_Directive_:
Retype precisely the section of the data that starts at the line containing "Output the text content of this document." and runs to its final line, ends included.

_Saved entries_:

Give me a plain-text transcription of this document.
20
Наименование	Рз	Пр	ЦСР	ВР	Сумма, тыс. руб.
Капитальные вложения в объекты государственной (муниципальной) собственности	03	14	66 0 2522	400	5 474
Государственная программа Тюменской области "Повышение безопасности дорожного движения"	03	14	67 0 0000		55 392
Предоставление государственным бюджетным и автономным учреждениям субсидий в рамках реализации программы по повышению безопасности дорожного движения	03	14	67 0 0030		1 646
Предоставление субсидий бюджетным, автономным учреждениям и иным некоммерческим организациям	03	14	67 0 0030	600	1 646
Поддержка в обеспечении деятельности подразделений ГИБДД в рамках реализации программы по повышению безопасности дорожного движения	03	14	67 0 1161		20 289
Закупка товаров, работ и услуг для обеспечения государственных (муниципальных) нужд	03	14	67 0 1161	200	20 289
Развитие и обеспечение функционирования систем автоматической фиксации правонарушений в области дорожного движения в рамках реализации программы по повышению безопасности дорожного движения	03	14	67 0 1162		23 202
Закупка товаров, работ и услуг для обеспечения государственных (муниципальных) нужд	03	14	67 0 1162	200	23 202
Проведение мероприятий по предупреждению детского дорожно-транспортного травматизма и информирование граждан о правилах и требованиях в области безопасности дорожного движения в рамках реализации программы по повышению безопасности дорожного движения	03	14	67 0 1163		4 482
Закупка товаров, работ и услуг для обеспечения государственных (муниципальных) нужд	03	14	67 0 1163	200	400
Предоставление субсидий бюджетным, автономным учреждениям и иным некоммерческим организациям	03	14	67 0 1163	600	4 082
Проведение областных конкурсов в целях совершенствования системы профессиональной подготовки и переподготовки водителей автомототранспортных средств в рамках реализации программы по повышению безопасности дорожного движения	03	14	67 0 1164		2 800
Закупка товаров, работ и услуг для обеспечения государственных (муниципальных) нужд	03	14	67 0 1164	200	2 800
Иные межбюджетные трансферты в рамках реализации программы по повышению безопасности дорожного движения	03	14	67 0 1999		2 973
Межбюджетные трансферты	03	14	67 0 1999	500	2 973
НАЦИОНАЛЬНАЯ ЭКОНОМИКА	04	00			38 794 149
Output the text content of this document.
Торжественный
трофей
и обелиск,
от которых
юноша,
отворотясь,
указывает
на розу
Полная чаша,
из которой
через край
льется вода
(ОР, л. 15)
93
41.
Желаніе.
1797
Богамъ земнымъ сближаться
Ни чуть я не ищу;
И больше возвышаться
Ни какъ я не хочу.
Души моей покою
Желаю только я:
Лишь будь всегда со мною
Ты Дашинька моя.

_Output of the exercise_:
Output the text content of this document.
Торжественный
трофей
и обелиск,
от которых
юноша,
отворотясь,
указывает
на розу
Полная чаша,
из которой
через край
льется вода
(ОР, л. 15)
93
41.
Желаніе.
1797
Богамъ земнымъ сближаться
Ни чуть я не ищу;
И больше возвышаться
Ни какъ я не хочу.
Души моей покою
Желаю только я:
Лишь будь всегда со мною
Ты Дашинька моя.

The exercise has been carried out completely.